## [Stored dataset items]
* * * * * * *
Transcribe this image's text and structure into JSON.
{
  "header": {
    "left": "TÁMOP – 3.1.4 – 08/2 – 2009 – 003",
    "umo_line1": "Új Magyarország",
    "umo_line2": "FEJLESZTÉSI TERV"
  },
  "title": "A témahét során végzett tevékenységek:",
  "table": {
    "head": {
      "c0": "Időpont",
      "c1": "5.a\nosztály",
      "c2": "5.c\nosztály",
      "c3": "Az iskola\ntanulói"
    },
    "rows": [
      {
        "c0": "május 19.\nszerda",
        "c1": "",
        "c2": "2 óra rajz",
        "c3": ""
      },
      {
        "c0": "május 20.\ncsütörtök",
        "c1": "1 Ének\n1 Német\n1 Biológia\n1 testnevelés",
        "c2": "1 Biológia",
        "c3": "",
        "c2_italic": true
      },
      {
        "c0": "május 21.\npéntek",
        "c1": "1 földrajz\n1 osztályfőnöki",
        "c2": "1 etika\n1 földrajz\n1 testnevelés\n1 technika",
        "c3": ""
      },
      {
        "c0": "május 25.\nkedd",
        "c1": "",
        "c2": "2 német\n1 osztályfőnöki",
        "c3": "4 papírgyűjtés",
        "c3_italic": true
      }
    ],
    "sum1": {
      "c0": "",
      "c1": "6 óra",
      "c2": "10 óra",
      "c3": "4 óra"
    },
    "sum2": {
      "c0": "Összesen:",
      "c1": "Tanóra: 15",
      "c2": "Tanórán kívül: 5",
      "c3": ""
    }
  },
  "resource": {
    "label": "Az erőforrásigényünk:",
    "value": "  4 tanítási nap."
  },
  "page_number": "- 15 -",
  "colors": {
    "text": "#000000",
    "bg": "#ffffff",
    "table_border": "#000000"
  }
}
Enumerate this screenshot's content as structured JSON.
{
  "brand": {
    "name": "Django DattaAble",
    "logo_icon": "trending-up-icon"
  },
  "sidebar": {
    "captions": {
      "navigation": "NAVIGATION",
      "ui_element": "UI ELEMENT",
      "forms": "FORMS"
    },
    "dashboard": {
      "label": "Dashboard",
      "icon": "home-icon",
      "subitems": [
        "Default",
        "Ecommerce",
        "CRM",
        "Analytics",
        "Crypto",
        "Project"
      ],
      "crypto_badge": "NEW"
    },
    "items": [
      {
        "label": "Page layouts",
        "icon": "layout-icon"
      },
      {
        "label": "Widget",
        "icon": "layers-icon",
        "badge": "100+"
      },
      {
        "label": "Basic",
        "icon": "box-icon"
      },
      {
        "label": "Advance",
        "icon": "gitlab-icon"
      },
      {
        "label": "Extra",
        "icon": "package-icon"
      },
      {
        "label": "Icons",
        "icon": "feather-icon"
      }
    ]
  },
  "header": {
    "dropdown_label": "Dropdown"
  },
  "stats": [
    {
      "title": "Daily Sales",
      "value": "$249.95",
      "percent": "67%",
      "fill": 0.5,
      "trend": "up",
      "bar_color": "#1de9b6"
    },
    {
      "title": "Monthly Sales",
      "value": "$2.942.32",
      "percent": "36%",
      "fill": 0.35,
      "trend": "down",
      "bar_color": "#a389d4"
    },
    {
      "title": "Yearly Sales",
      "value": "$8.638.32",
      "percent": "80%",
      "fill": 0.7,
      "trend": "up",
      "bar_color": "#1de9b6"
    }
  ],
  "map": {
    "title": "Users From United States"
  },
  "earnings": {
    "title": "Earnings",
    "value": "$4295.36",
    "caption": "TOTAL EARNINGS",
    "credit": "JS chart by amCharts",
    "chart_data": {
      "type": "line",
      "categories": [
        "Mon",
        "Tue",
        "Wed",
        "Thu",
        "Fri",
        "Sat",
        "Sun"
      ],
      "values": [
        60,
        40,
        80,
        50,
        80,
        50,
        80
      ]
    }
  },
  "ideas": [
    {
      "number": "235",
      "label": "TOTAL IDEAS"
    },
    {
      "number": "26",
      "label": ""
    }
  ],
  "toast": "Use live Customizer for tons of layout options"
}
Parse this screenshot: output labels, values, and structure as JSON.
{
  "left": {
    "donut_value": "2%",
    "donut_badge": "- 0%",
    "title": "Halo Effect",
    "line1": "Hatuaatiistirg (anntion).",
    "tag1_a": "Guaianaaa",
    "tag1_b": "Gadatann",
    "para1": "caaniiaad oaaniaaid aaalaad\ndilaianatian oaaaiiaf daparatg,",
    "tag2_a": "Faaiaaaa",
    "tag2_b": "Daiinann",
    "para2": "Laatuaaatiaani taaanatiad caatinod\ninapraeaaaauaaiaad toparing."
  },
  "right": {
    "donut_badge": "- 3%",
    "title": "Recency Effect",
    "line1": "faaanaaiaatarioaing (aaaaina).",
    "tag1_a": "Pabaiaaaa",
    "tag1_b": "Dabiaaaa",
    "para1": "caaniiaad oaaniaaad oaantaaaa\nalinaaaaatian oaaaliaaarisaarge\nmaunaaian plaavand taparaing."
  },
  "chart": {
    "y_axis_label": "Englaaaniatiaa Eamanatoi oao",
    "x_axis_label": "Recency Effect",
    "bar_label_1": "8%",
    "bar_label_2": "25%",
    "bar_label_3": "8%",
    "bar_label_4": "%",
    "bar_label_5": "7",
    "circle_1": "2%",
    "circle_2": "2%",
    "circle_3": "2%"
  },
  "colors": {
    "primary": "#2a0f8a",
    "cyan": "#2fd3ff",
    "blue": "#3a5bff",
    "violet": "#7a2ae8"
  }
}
* * * * * * *
## [Set problem]
In the entries above, find every line holding the word "Biológia" and copy it out.

## [Finished answer]
        "c1": "1 Ének\n1 Német\n1 Biológia\n1 testnevelés",
        "c2": "1 Biológia",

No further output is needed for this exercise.